[START OF Input data]

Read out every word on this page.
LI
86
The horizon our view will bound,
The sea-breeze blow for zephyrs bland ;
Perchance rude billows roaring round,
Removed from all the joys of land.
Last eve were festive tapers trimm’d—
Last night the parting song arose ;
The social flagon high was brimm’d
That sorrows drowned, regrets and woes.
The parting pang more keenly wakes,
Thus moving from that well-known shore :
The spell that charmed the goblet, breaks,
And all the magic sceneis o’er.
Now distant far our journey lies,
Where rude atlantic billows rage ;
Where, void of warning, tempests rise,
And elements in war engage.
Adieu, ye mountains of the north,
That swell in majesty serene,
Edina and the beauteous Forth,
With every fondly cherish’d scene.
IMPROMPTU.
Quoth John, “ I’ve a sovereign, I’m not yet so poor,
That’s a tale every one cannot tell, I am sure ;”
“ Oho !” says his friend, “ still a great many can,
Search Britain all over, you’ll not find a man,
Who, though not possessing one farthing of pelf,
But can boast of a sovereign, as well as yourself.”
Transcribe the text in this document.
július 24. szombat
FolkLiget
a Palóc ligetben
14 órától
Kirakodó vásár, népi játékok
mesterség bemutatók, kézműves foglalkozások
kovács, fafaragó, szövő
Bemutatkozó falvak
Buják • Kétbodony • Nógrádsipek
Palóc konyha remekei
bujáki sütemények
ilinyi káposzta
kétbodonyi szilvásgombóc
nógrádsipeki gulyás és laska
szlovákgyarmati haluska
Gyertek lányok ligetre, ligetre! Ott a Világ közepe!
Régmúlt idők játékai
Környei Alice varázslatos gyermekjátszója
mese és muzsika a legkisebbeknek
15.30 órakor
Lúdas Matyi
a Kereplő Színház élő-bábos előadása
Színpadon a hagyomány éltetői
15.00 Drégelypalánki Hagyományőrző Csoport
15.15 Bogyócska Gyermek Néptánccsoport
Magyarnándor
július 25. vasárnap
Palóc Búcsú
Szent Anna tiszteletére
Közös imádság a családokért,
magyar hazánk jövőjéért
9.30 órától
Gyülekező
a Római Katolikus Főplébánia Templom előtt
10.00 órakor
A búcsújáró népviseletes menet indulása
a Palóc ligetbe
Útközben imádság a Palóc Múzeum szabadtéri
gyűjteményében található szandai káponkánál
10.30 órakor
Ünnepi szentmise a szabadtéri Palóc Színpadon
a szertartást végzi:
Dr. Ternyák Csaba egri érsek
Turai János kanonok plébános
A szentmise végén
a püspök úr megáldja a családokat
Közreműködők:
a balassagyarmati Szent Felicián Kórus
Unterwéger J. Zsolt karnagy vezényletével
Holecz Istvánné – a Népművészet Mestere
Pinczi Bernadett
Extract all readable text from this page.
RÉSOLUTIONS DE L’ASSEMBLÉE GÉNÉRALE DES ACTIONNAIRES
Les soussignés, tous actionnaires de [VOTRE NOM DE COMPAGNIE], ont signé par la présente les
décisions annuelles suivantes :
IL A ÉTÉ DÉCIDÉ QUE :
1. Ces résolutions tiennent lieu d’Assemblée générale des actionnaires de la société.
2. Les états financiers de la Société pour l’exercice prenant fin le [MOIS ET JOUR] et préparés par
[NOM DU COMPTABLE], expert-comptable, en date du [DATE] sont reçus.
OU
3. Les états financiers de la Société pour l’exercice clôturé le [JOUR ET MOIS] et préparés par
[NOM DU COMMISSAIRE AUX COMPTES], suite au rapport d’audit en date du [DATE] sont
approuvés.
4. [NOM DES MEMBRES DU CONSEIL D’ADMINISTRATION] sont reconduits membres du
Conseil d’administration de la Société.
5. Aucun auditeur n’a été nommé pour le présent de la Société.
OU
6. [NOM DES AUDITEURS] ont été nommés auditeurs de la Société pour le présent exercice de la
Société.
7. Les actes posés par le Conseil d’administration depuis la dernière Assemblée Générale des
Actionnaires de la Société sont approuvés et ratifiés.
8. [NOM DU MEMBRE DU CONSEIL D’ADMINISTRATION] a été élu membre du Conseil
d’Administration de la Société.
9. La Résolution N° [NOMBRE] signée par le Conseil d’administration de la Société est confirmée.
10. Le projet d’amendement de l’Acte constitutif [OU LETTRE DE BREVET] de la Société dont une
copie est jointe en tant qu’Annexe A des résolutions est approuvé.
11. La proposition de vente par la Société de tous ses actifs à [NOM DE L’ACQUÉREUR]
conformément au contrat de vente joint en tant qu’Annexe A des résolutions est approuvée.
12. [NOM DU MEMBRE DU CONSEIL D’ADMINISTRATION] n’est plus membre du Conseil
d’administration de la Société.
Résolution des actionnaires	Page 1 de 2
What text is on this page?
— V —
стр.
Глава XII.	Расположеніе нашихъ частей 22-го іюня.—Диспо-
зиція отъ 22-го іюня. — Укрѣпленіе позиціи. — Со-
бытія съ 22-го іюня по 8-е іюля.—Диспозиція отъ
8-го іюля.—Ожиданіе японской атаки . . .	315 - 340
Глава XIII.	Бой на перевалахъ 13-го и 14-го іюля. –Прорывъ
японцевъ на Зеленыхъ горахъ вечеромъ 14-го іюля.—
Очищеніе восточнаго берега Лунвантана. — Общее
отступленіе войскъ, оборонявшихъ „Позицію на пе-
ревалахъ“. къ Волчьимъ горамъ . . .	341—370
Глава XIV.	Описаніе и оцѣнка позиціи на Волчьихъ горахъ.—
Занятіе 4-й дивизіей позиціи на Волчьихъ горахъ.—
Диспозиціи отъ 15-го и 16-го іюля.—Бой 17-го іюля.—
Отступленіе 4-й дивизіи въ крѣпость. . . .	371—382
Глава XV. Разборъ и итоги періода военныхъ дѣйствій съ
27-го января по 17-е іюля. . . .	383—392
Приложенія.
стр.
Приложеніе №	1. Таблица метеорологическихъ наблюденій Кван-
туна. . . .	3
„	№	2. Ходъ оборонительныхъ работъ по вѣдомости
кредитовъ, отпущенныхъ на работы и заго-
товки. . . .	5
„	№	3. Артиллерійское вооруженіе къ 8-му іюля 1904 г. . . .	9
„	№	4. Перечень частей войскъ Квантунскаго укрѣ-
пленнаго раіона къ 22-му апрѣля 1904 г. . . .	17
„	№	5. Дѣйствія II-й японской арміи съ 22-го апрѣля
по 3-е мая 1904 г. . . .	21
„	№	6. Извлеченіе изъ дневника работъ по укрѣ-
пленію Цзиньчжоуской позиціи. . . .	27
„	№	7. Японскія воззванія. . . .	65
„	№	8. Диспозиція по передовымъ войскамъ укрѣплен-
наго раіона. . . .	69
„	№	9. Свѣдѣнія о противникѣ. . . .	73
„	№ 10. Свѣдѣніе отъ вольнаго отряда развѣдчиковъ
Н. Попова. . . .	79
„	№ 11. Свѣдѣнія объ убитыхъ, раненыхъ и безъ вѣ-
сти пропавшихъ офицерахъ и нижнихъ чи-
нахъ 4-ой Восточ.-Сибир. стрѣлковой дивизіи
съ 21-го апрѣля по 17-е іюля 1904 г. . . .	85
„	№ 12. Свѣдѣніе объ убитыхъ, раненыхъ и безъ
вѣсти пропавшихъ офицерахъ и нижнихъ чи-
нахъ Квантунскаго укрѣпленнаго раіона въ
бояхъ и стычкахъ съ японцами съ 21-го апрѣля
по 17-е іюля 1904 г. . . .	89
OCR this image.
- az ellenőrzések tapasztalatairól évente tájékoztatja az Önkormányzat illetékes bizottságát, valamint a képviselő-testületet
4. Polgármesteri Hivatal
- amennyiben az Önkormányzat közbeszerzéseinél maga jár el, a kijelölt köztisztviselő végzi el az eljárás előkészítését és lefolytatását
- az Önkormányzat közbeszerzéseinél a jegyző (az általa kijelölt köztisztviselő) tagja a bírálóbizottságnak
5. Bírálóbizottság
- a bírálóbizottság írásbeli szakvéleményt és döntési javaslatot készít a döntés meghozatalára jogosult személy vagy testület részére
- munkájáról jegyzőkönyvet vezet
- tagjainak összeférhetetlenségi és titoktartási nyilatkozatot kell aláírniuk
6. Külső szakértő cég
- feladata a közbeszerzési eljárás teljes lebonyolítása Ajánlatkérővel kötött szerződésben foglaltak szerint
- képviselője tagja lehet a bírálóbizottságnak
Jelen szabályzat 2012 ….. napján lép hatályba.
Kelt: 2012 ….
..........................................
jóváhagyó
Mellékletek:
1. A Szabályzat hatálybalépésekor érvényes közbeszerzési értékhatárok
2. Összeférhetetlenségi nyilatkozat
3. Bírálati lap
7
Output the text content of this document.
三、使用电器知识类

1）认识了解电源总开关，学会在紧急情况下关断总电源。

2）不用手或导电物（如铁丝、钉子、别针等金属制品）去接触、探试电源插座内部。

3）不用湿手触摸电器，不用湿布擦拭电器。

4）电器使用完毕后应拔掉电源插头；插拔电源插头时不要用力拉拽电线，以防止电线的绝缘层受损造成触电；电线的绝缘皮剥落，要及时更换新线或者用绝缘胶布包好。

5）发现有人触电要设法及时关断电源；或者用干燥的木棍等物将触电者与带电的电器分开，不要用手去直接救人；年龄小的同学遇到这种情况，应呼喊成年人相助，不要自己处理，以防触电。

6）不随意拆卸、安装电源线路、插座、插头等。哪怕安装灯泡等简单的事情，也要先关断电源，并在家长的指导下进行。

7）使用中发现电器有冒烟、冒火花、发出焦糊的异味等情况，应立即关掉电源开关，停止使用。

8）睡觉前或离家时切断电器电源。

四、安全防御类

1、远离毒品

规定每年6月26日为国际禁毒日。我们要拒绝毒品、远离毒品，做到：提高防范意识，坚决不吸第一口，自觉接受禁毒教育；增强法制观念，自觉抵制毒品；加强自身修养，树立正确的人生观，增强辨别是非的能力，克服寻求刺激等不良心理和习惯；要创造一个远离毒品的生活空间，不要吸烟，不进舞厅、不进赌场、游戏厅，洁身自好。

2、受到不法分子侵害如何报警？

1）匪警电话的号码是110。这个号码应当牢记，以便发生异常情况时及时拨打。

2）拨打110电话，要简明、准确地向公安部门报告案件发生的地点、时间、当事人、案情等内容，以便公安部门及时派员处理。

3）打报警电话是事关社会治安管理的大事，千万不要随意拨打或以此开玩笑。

[END OF Input data]

▶ [Written instruction] Which lines hold the string "sovereign"? Copy all of them from the data above.

▶ [Final result]
Quoth John, “ I’ve a sovereign, I’m not yet so poor,
But can boast of a sovereign, as well as yourself.”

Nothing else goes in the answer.